▶ **Instruction**
Each record must be retyped in full. No character may differ.

▶ **Data excerpts**
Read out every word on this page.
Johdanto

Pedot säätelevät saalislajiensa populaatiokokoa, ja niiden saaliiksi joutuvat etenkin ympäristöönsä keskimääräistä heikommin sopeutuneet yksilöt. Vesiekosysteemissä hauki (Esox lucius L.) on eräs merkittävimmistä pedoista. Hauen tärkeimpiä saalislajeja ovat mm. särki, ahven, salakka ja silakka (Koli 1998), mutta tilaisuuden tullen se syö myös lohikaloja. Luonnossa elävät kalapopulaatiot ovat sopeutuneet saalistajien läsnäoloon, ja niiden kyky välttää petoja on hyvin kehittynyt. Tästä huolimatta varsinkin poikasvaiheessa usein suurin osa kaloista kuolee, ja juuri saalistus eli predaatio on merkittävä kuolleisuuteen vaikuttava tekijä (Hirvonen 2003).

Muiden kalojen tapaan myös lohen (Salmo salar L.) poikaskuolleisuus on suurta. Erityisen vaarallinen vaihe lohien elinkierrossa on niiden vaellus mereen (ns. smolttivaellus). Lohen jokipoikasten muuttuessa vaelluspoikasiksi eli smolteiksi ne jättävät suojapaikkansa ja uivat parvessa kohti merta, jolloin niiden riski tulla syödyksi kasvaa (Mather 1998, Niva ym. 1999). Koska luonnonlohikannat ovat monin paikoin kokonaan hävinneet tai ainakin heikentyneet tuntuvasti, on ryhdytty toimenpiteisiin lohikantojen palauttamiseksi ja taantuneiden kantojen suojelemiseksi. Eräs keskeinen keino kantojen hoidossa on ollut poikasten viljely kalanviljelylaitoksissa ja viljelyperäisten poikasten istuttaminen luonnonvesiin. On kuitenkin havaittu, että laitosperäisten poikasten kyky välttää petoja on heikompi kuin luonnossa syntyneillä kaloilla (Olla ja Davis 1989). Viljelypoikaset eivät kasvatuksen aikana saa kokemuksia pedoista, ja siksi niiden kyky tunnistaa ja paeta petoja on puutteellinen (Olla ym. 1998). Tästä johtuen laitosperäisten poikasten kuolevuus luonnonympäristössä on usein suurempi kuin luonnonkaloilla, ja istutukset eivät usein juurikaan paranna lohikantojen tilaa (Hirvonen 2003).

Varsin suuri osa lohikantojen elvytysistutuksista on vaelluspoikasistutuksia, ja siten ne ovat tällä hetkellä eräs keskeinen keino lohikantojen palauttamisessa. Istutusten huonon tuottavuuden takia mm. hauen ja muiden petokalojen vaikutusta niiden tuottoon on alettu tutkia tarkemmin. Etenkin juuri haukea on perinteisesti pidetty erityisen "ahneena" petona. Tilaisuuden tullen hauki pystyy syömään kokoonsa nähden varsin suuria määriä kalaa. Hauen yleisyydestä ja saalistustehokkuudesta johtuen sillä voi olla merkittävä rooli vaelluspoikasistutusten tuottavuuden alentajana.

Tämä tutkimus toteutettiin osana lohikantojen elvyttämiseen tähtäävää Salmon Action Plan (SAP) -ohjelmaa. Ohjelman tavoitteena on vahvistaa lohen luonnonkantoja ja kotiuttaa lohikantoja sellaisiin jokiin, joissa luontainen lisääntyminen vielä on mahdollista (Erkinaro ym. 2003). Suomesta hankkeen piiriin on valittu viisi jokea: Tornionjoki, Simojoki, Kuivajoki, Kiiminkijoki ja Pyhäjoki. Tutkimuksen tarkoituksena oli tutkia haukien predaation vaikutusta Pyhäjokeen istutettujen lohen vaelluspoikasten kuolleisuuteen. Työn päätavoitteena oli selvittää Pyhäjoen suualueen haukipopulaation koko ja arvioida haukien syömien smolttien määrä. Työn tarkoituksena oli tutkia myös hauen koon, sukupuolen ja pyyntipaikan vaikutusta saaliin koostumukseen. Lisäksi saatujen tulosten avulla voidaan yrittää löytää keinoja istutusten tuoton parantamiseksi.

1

▶ **Task output**
Read out every word on this page.
Johdanto

Pedot säätelevät saalislajiensa populaatiokokoa, ja niiden saaliiksi joutuvat etenkin ympäristöönsä keskimääräistä heikommin sopeutuneet yksilöt. Vesiekosysteemissä hauki (Esox lucius L.) on eräs merkittävimmistä pedoista. Hauen tärkeimpiä saalislajeja ovat mm. särki, ahven, salakka ja silakka (Koli 1998), mutta tilaisuuden tullen se syö myös lohikaloja. Luonnossa elävät kalapopulaatiot ovat sopeutuneet saalistajien läsnäoloon, ja niiden kyky välttää petoja on hyvin kehittynyt. Tästä huolimatta varsinkin poikasvaiheessa usein suurin osa kaloista kuolee, ja juuri saalistus eli predaatio on merkittävä kuolleisuuteen vaikuttava tekijä (Hirvonen 2003).

Muiden kalojen tapaan myös lohen (Salmo salar L.) poikaskuolleisuus on suurta. Erityisen vaarallinen vaihe lohien elinkierrossa on niiden vaellus mereen (ns. smolttivaellus). Lohen jokipoikasten muuttuessa vaelluspoikasiksi eli smolteiksi ne jättävät suojapaikkansa ja uivat parvessa kohti merta, jolloin niiden riski tulla syödyksi kasvaa (Mather 1998, Niva ym. 1999). Koska luonnonlohikannat ovat monin paikoin kokonaan hävinneet tai ainakin heikentyneet tuntuvasti, on ryhdytty toimenpiteisiin lohikantojen palauttamiseksi ja taantuneiden kantojen suojelemiseksi. Eräs keskeinen keino kantojen hoidossa on ollut poikasten viljely kalanviljelylaitoksissa ja viljelyperäisten poikasten istuttaminen luonnonvesiin. On kuitenkin havaittu, että laitosperäisten poikasten kyky välttää petoja on heikompi kuin luonnossa syntyneillä kaloilla (Olla ja Davis 1989). Viljelypoikaset eivät kasvatuksen aikana saa kokemuksia pedoista, ja siksi niiden kyky tunnistaa ja paeta petoja on puutteellinen (Olla ym. 1998). Tästä johtuen laitosperäisten poikasten kuolevuus luonnonympäristössä on usein suurempi kuin luonnonkaloilla, ja istutukset eivät usein juurikaan paranna lohikantojen tilaa (Hirvonen 2003).

Varsin suuri osa lohikantojen elvytysistutuksista on vaelluspoikasistutuksia, ja siten ne ovat tällä hetkellä eräs keskeinen keino lohikantojen palauttamisessa. Istutusten huonon tuottavuuden takia mm. hauen ja muiden petokalojen vaikutusta niiden tuottoon on alettu tutkia tarkemmin. Etenkin juuri haukea on perinteisesti pidetty erityisen "ahneena" petona. Tilaisuuden tullen hauki pystyy syömään kokoonsa nähden varsin suuria määriä kalaa. Hauen yleisyydestä ja saalistustehokkuudesta johtuen sillä voi olla merkittävä rooli vaelluspoikasistutusten tuottavuuden alentajana.

Tämä tutkimus toteutettiin osana lohikantojen elvyttämiseen tähtäävää Salmon Action Plan (SAP) -ohjelmaa. Ohjelman tavoitteena on vahvistaa lohen luonnonkantoja ja kotiuttaa lohikantoja sellaisiin jokiin, joissa luontainen lisääntyminen vielä on mahdollista (Erkinaro ym. 2003). Suomesta hankkeen piiriin on valittu viisi jokea: Tornionjoki, Simojoki, Kuivajoki, Kiiminkijoki ja Pyhäjoki. Tutkimuksen tarkoituksena oli tutkia haukien predaation vaikutusta Pyhäjokeen istutettujen lohen vaelluspoikasten kuolleisuuteen. Työn päätavoitteena oli selvittää Pyhäjoen suualueen haukipopulaation koko ja arvioida haukien syömien smolttien määrä. Työn tarkoituksena oli tutkia myös hauen koon, sukupuolen ja pyyntipaikan vaikutusta saaliin koostumukseen. Lisäksi saatujen tulosten avulla voidaan yrittää löytää keinoja istutusten tuoton parantamiseksi.

1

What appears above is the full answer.